[Directive] Copy out all of the data below with no alterations.

[Material]
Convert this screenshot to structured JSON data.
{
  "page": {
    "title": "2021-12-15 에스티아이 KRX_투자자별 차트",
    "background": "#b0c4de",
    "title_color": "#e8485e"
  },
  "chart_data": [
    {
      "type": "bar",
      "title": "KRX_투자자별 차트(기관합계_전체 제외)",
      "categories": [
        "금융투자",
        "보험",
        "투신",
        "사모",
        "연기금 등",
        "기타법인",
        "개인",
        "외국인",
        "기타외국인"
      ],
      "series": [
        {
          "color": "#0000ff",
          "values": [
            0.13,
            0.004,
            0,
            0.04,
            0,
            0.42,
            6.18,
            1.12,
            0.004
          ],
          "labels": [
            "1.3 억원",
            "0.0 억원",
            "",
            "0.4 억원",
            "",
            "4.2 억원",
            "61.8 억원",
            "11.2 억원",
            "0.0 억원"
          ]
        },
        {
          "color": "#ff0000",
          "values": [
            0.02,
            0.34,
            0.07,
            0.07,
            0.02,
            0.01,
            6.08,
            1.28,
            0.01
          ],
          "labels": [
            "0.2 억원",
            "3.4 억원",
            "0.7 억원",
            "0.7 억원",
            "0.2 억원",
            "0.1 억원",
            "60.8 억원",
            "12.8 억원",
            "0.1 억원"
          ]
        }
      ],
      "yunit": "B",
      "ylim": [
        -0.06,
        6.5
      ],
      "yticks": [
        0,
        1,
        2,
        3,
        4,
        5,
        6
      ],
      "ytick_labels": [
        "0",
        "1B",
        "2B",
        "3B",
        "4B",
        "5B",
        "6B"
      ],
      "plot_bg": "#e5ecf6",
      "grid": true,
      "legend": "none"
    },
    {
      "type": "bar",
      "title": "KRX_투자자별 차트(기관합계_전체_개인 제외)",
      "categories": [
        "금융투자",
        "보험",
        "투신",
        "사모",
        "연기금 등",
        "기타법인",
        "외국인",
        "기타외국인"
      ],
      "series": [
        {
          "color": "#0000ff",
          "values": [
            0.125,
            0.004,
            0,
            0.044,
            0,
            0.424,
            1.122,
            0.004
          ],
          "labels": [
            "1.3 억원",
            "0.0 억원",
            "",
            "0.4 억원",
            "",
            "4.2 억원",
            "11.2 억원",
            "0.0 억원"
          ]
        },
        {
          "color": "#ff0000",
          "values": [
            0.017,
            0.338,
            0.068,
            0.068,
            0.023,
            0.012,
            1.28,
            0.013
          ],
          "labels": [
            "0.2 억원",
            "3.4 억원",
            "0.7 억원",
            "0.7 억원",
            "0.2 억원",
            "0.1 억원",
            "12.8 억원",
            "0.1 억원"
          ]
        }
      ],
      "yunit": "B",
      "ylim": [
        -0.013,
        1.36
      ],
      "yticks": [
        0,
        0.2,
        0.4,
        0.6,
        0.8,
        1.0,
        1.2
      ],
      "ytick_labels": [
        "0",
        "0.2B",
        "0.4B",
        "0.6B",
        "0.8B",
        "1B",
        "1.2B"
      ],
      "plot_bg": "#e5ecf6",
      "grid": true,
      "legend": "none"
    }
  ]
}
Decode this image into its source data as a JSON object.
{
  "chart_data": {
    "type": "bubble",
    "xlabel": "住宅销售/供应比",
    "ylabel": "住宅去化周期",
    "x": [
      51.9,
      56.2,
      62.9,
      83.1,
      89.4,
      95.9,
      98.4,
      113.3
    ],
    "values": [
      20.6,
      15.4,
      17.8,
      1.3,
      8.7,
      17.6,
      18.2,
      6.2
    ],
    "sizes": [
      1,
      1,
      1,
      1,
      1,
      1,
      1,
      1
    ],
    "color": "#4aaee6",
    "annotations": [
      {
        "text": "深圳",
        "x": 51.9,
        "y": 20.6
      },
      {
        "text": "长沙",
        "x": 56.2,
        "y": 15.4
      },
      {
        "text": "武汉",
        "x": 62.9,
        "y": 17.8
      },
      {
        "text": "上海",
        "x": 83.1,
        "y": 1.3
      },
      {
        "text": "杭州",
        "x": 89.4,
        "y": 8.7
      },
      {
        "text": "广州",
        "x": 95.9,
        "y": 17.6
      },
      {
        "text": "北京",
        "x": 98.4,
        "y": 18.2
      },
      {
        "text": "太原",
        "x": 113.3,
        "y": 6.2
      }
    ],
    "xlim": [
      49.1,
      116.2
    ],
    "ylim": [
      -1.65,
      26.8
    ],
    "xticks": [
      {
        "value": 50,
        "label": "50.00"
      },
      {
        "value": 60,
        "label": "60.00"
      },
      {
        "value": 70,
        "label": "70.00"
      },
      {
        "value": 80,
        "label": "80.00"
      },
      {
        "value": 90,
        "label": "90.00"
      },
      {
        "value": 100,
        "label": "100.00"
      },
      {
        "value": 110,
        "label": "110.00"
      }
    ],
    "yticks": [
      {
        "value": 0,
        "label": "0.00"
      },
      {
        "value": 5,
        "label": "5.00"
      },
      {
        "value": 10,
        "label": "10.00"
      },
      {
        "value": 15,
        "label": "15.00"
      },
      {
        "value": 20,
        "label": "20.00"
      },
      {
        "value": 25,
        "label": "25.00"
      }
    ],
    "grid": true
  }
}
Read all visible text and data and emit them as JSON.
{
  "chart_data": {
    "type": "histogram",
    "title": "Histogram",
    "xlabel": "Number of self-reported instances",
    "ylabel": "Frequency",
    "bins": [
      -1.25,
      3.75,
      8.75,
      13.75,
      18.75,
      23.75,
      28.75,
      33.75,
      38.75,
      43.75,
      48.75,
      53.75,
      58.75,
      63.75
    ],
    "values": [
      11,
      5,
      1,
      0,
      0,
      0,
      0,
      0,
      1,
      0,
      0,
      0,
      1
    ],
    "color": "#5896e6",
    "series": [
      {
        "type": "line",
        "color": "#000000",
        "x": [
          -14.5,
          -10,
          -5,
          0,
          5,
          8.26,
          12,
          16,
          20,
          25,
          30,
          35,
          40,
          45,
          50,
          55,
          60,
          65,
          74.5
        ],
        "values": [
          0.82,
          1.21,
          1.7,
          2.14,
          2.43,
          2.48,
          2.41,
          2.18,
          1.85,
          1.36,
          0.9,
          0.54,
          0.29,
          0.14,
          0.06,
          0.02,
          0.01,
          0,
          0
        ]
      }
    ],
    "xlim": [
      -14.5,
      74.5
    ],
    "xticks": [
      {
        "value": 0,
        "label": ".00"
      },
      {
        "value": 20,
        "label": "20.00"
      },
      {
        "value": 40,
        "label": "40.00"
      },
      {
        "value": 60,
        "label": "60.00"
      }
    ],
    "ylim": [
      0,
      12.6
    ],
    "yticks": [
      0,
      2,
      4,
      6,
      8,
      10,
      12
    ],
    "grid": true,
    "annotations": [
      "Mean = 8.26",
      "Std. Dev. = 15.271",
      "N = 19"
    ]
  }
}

[Solved problem]
Convert this screenshot to structured JSON data.
{
  "page": {
    "title": "2021-12-15 에스티아이 KRX_투자자별 차트",
    "background": "#b0c4de",
    "title_color": "#e8485e"
  },
  "chart_data": [
    {
      "type": "bar",
      "title": "KRX_투자자별 차트(기관합계_전체 제외)",
      "categories": [
        "금융투자",
        "보험",
        "투신",
        "사모",
        "연기금 등",
        "기타법인",
        "개인",
        "외국인",
        "기타외국인"
      ],
      "series": [
        {
          "color": "#0000ff",
          "values": [
            0.13,
            0.004,
            0,
            0.04,
            0,
            0.42,
            6.18,
            1.12,
            0.004
          ],
          "labels": [
            "1.3 억원",
            "0.0 억원",
            "",
            "0.4 억원",
            "",
            "4.2 억원",
            "61.8 억원",
            "11.2 억원",
            "0.0 억원"
          ]
        },
        {
          "color": "#ff0000",
          "values": [
            0.02,
            0.34,
            0.07,
            0.07,
            0.02,
            0.01,
            6.08,
            1.28,
            0.01
          ],
          "labels": [
            "0.2 억원",
            "3.4 억원",
            "0.7 억원",
            "0.7 억원",
            "0.2 억원",
            "0.1 억원",
            "60.8 억원",
            "12.8 억원",
            "0.1 억원"
          ]
        }
      ],
      "yunit": "B",
      "ylim": [
        -0.06,
        6.5
      ],
      "yticks": [
        0,
        1,
        2,
        3,
        4,
        5,
        6
      ],
      "ytick_labels": [
        "0",
        "1B",
        "2B",
        "3B",
        "4B",
        "5B",
        "6B"
      ],
      "plot_bg": "#e5ecf6",
      "grid": true,
      "legend": "none"
    },
    {
      "type": "bar",
      "title": "KRX_투자자별 차트(기관합계_전체_개인 제외)",
      "categories": [
        "금융투자",
        "보험",
        "투신",
        "사모",
        "연기금 등",
        "기타법인",
        "외국인",
        "기타외국인"
      ],
      "series": [
        {
          "color": "#0000ff",
          "values": [
            0.125,
            0.004,
            0,
            0.044,
            0,
            0.424,
            1.122,
            0.004
          ],
          "labels": [
            "1.3 억원",
            "0.0 억원",
            "",
            "0.4 억원",
            "",
            "4.2 억원",
            "11.2 억원",
            "0.0 억원"
          ]
        },
        {
          "color": "#ff0000",
          "values": [
            0.017,
            0.338,
            0.068,
            0.068,
            0.023,
            0.012,
            1.28,
            0.013
          ],
          "labels": [
            "0.2 억원",
            "3.4 억원",
            "0.7 억원",
            "0.7 억원",
            "0.2 억원",
            "0.1 억원",
            "12.8 억원",
            "0.1 억원"
          ]
        }
      ],
      "yunit": "B",
      "ylim": [
        -0.013,
        1.36
      ],
      "yticks": [
        0,
        0.2,
        0.4,
        0.6,
        0.8,
        1.0,
        1.2
      ],
      "ytick_labels": [
        "0",
        "0.2B",
        "0.4B",
        "0.6B",
        "0.8B",
        "1B",
        "1.2B"
      ],
      "plot_bg": "#e5ecf6",
      "grid": true,
      "legend": "none"
    }
  ]
}
Decode this image into its source data as a JSON object.
{
  "chart_data": {
    "type": "bubble",
    "xlabel": "住宅销售/供应比",
    "ylabel": "住宅去化周期",
    "x": [
      51.9,
      56.2,
      62.9,
      83.1,
      89.4,
      95.9,
      98.4,
      113.3
    ],
    "values": [
      20.6,
      15.4,
      17.8,
      1.3,
      8.7,
      17.6,
      18.2,
      6.2
    ],
    "sizes": [
      1,
      1,
      1,
      1,
      1,
      1,
      1,
      1
    ],
    "color": "#4aaee6",
    "annotations": [
      {
        "text": "深圳",
        "x": 51.9,
        "y": 20.6
      },
      {
        "text": "长沙",
        "x": 56.2,
        "y": 15.4
      },
      {
        "text": "武汉",
        "x": 62.9,
        "y": 17.8
      },
      {
        "text": "上海",
        "x": 83.1,
        "y": 1.3
      },
      {
        "text": "杭州",
        "x": 89.4,
        "y": 8.7
      },
      {
        "text": "广州",
        "x": 95.9,
        "y": 17.6
      },
      {
        "text": "北京",
        "x": 98.4,
        "y": 18.2
      },
      {
        "text": "太原",
        "x": 113.3,
        "y": 6.2
      }
    ],
    "xlim": [
      49.1,
      116.2
    ],
    "ylim": [
      -1.65,
      26.8
    ],
    "xticks": [
      {
        "value": 50,
        "label": "50.00"
      },
      {
        "value": 60,
        "label": "60.00"
      },
      {
        "value": 70,
        "label": "70.00"
      },
      {
        "value": 80,
        "label": "80.00"
      },
      {
        "value": 90,
        "label": "90.00"
      },
      {
        "value": 100,
        "label": "100.00"
      },
      {
        "value": 110,
        "label": "110.00"
      }
    ],
    "yticks": [
      {
        "value": 0,
        "label": "0.00"
      },
      {
        "value": 5,
        "label": "5.00"
      },
      {
        "value": 10,
        "label": "10.00"
      },
      {
        "value": 15,
        "label": "15.00"
      },
      {
        "value": 20,
        "label": "20.00"
      },
      {
        "value": 25,
        "label": "25.00"
      }
    ],
    "grid": true
  }
}
Read all visible text and data and emit them as JSON.
{
  "chart_data": {
    "type": "histogram",
    "title": "Histogram",
    "xlabel": "Number of self-reported instances",
    "ylabel": "Frequency",
    "bins": [
      -1.25,
      3.75,
      8.75,
      13.75,
      18.75,
      23.75,
      28.75,
      33.75,
      38.75,
      43.75,
      48.75,
      53.75,
      58.75,
      63.75
    ],
    "values": [
      11,
      5,
      1,
      0,
      0,
      0,
      0,
      0,
      1,
      0,
      0,
      0,
      1
    ],
    "color": "#5896e6",
    "series": [
      {
        "type": "line",
        "color": "#000000",
        "x": [
          -14.5,
          -10,
          -5,
          0,
          5,
          8.26,
          12,
          16,
          20,
          25,
          30,
          35,
          40,
          45,
          50,
          55,
          60,
          65,
          74.5
        ],
        "values": [
          0.82,
          1.21,
          1.7,
          2.14,
          2.43,
          2.48,
          2.41,
          2.18,
          1.85,
          1.36,
          0.9,
          0.54,
          0.29,
          0.14,
          0.06,
          0.02,
          0.01,
          0,
          0
        ]
      }
    ],
    "xlim": [
      -14.5,
      74.5
    ],
    "xticks": [
      {
        "value": 0,
        "label": ".00"
      },
      {
        "value": 20,
        "label": "20.00"
      },
      {
        "value": 40,
        "label": "40.00"
      },
      {
        "value": 60,
        "label": "60.00"
      }
    ],
    "ylim": [
      0,
      12.6
    ],
    "yticks": [
      0,
      2,
      4,
      6,
      8,
      10,
      12
    ],
    "grid": true,
    "annotations": [
      "Mean = 8.26",
      "Std. Dev. = 15.271",
      "N = 19"
    ]
  }
}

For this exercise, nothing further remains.